Repeat the full listing below verbatim and keep the images out.

(Saved entries)
# # # # #

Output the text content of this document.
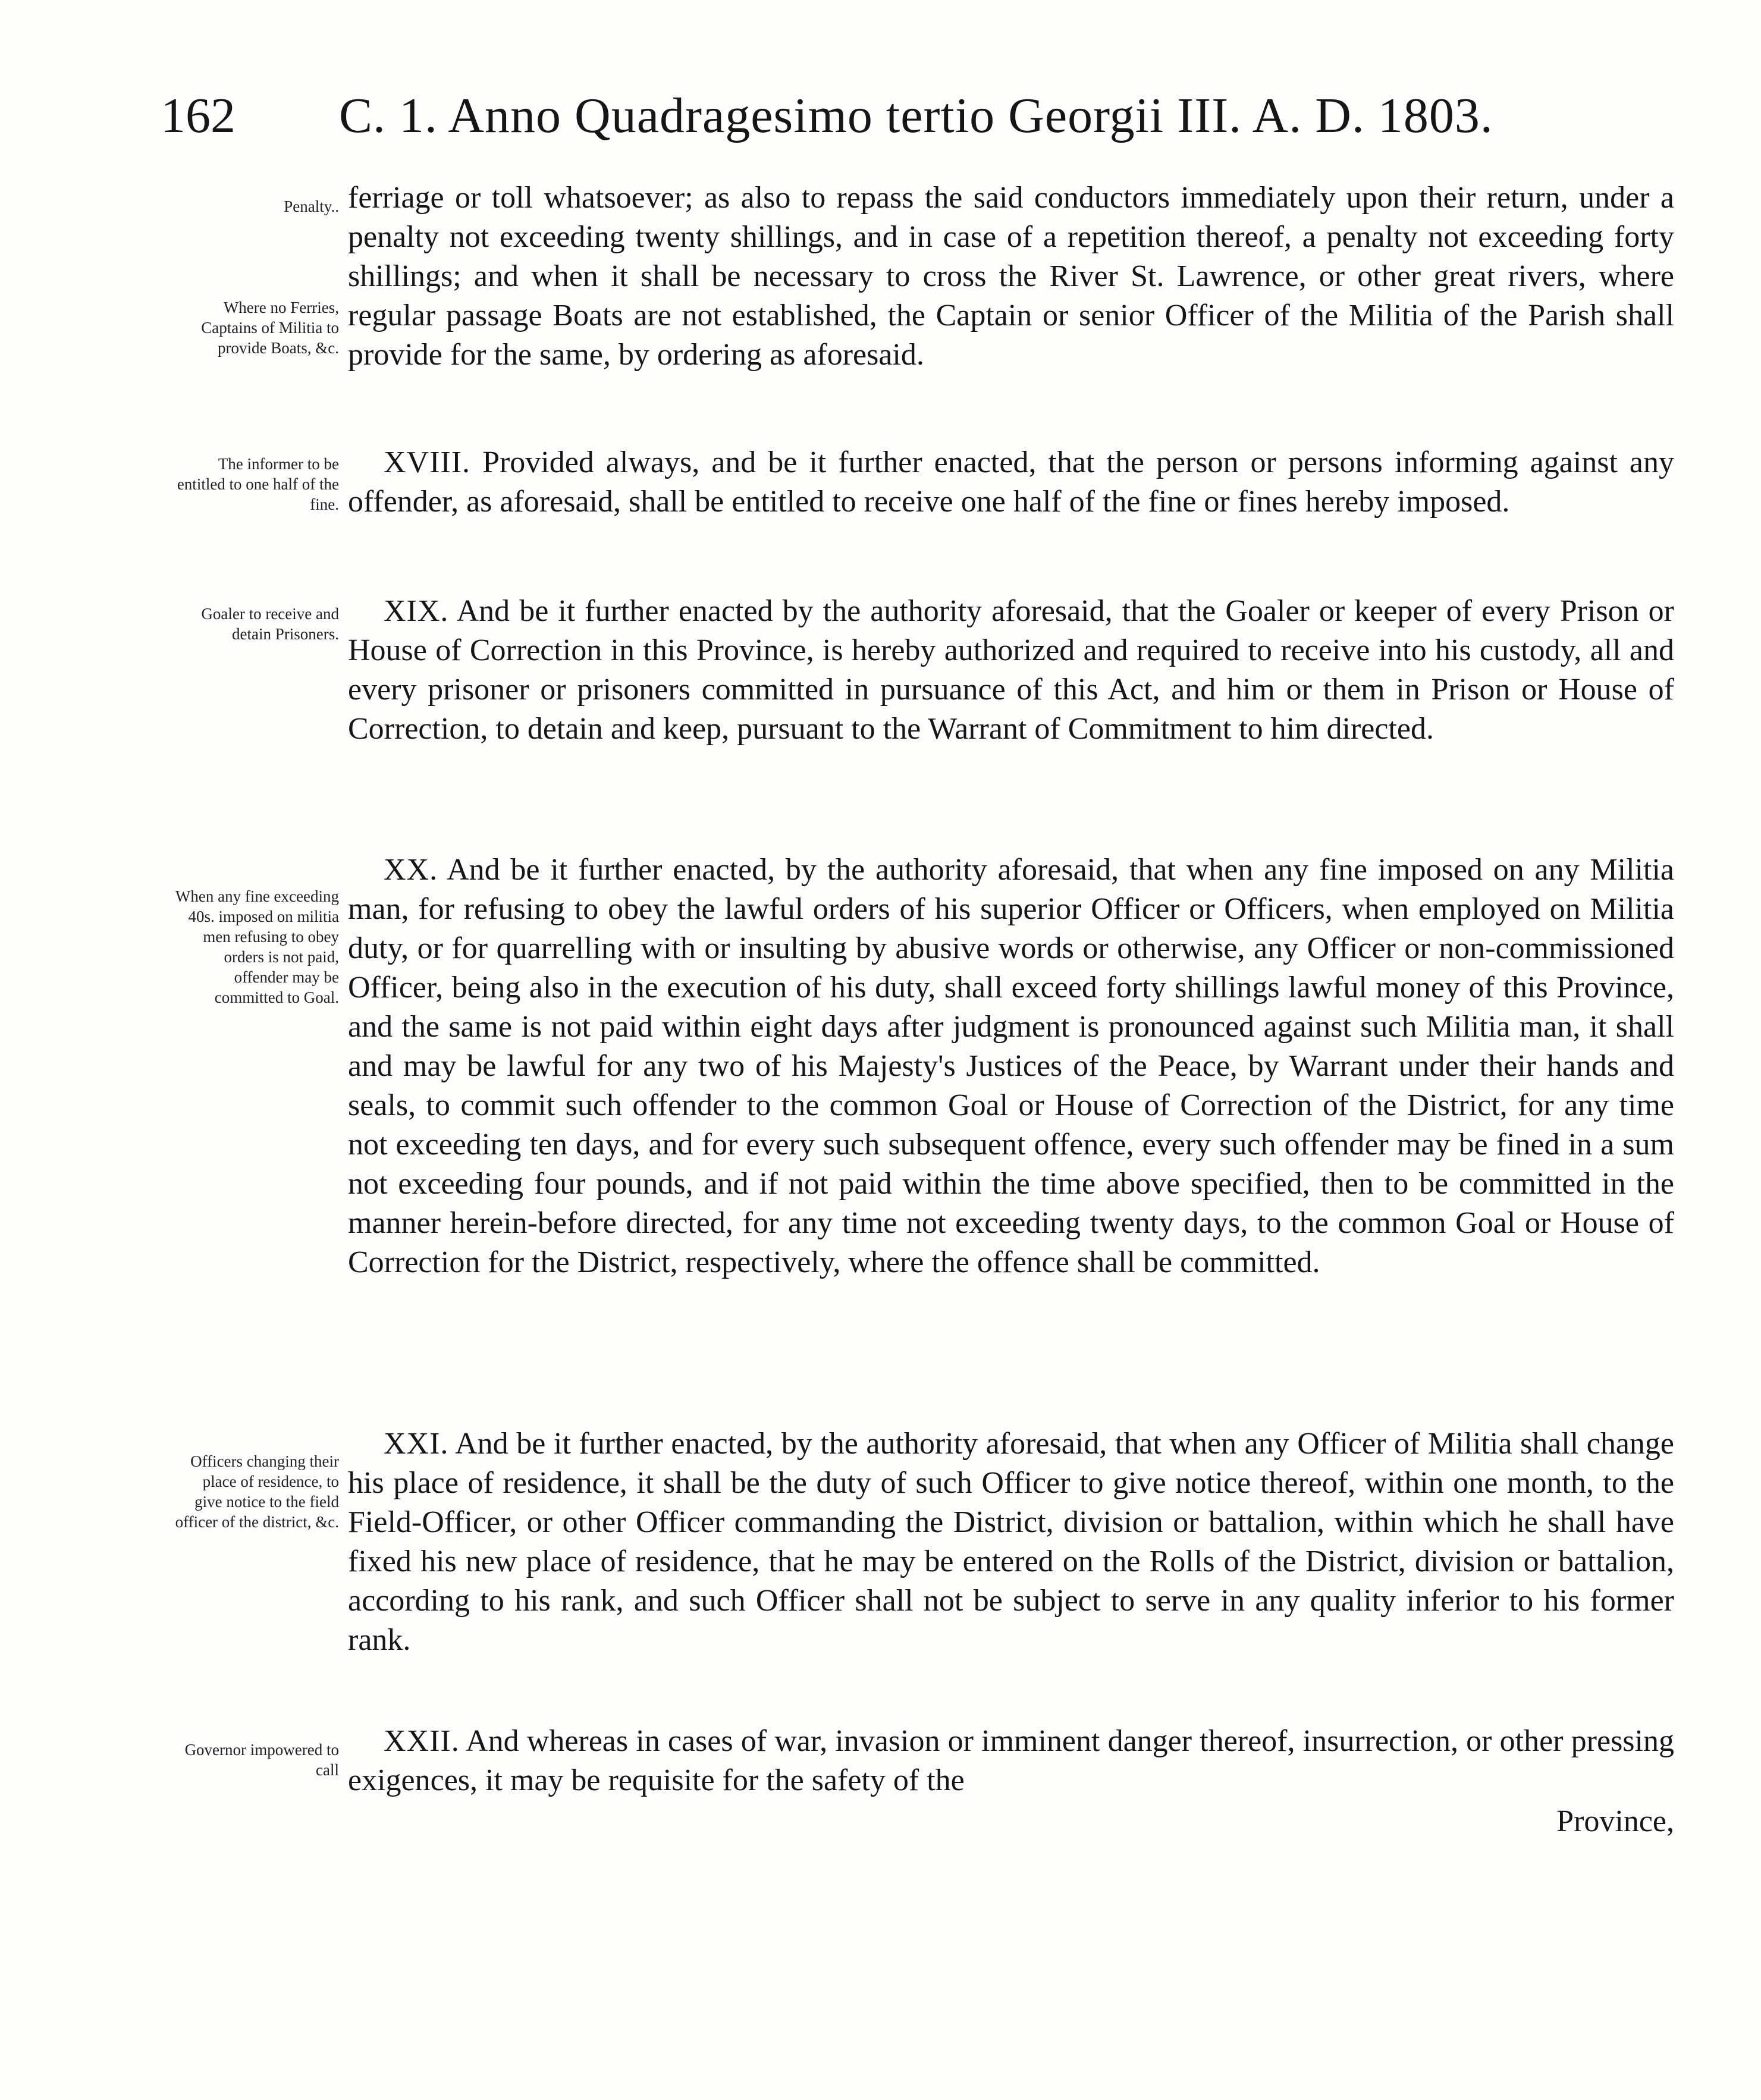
162 C. 1. Anno Quadragesimo tertio Georgii III. A. D. 1803.
Penalty..
Where no Ferries, Captains of Militia to provide Boats, &c.
ferriage or toll whatsoever; as also to repass the said conductors immediately upon their return, under a penalty not exceeding twenty shillings, and in case of a repetition thereof, a penalty not exceeding forty shillings; and when it shall be necessary to cross the River St. Lawrence, or other great rivers, where regular passage Boats are not established, the Captain or senior Officer of the Militia of the Parish shall provide for the same, by ordering as aforesaid.
The informer to be entitled to one half of the fine.
XVIII. Provided always, and be it further enacted, that the person or persons informing against any offender, as aforesaid, shall be entitled to receive one half of the fine or fines hereby imposed.
Goaler to receive and detain Prisoners.
XIX. And be it further enacted by the authority aforesaid, that the Goaler or keeper of every Prison or House of Correction in this Province, is hereby authorized and required to receive into his custody, all and every prisoner or prisoners committed in pursuance of this Act, and him or them in Prison or House of Correction, to detain and keep, pursuant to the Warrant of Commitment to him directed.
When any fine exceeding 40s. imposed on militia men refusing to obey orders is not paid, offender may be committed to Goal.
XX. And be it further enacted, by the authority aforesaid, that when any fine imposed on any Militia man, for refusing to obey the lawful orders of his superior Officer or Officers, when employed on Militia duty, or for quarrelling with or insulting by abusive words or otherwise, any Officer or non-commissioned Officer, being also in the execution of his duty, shall exceed forty shillings lawful money of this Province, and the same is not paid within eight days after judgment is pronounced against such Militia man, it shall and may be lawful for any two of his Majesty's Justices of the Peace, by Warrant under their hands and seals, to commit such offender to the common Goal or House of Correction of the District, for any time not exceeding ten days, and for every such subsequent offence, every such offender may be fined in a sum not exceeding four pounds, and if not paid within the time above specified, then to be committed in the manner herein-before directed, for any time not exceeding twenty days, to the common Goal or House of Correction for the District, respectively, where the offence shall be committed.
Officers changing their place of residence, to give notice to the field officer of the district, &c.
XXI. And be it further enacted, by the authority aforesaid, that when any Officer of Militia shall change his place of residence, it shall be the duty of such Officer to give notice thereof, within one month, to the Field-Officer, or other Officer commanding the District, division or battalion, within which he shall have fixed his new place of residence, that he may be entered on the Rolls of the District, division or battalion, according to his rank, and such Officer shall not be subject to serve in any quality inferior to his former rank.
Governor impowered to call
XXII. And whereas in cases of war, invasion or imminent danger thereof, insurrection, or other pressing exigences, it may be requisite for the safety of the
Province,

# # # # #

*TASK SOLUTION*
Output the text content of this document.
162 C. 1. Anno Quadragesimo tertio Georgii III. A. D. 1803.
Penalty..
Where no Ferries, Captains of Militia to provide Boats, &c.
ferriage or toll whatsoever; as also to repass the said conductors immediately upon their return, under a penalty not exceeding twenty shillings, and in case of a repetition thereof, a penalty not exceeding forty shillings; and when it shall be necessary to cross the River St. Lawrence, or other great rivers, where regular passage Boats are not established, the Captain or senior Officer of the Militia of the Parish shall provide for the same, by ordering as aforesaid.
The informer to be entitled to one half of the fine.
XVIII. Provided always, and be it further enacted, that the person or persons informing against any offender, as aforesaid, shall be entitled to receive one half of the fine or fines hereby imposed.
Goaler to receive and detain Prisoners.
XIX. And be it further enacted by the authority aforesaid, that the Goaler or keeper of every Prison or House of Correction in this Province, is hereby authorized and required to receive into his custody, all and every prisoner or prisoners committed in pursuance of this Act, and him or them in Prison or House of Correction, to detain and keep, pursuant to the Warrant of Commitment to him directed.
When any fine exceeding 40s. imposed on militia men refusing to obey orders is not paid, offender may be committed to Goal.
XX. And be it further enacted, by the authority aforesaid, that when any fine imposed on any Militia man, for refusing to obey the lawful orders of his superior Officer or Officers, when employed on Militia duty, or for quarrelling with or insulting by abusive words or otherwise, any Officer or non-commissioned Officer, being also in the execution of his duty, shall exceed forty shillings lawful money of this Province, and the same is not paid within eight days after judgment is pronounced against such Militia man, it shall and may be lawful for any two of his Majesty's Justices of the Peace, by Warrant under their hands and seals, to commit such offender to the common Goal or House of Correction of the District, for any time not exceeding ten days, and for every such subsequent offence, every such offender may be fined in a sum not exceeding four pounds, and if not paid within the time above specified, then to be committed in the manner herein-before directed, for any time not exceeding twenty days, to the common Goal or House of Correction for the District, respectively, where the offence shall be committed.
Officers changing their place of residence, to give notice to the field officer of the district, &c.
XXI. And be it further enacted, by the authority aforesaid, that when any Officer of Militia shall change his place of residence, it shall be the duty of such Officer to give notice thereof, within one month, to the Field-Officer, or other Officer commanding the District, division or battalion, within which he shall have fixed his new place of residence, that he may be entered on the Rolls of the District, division or battalion, according to his rank, and such Officer shall not be subject to serve in any quality inferior to his former rank.
Governor impowered to call
XXII. And whereas in cases of war, invasion or imminent danger thereof, insurrection, or other pressing exigences, it may be requisite for the safety of the
Province,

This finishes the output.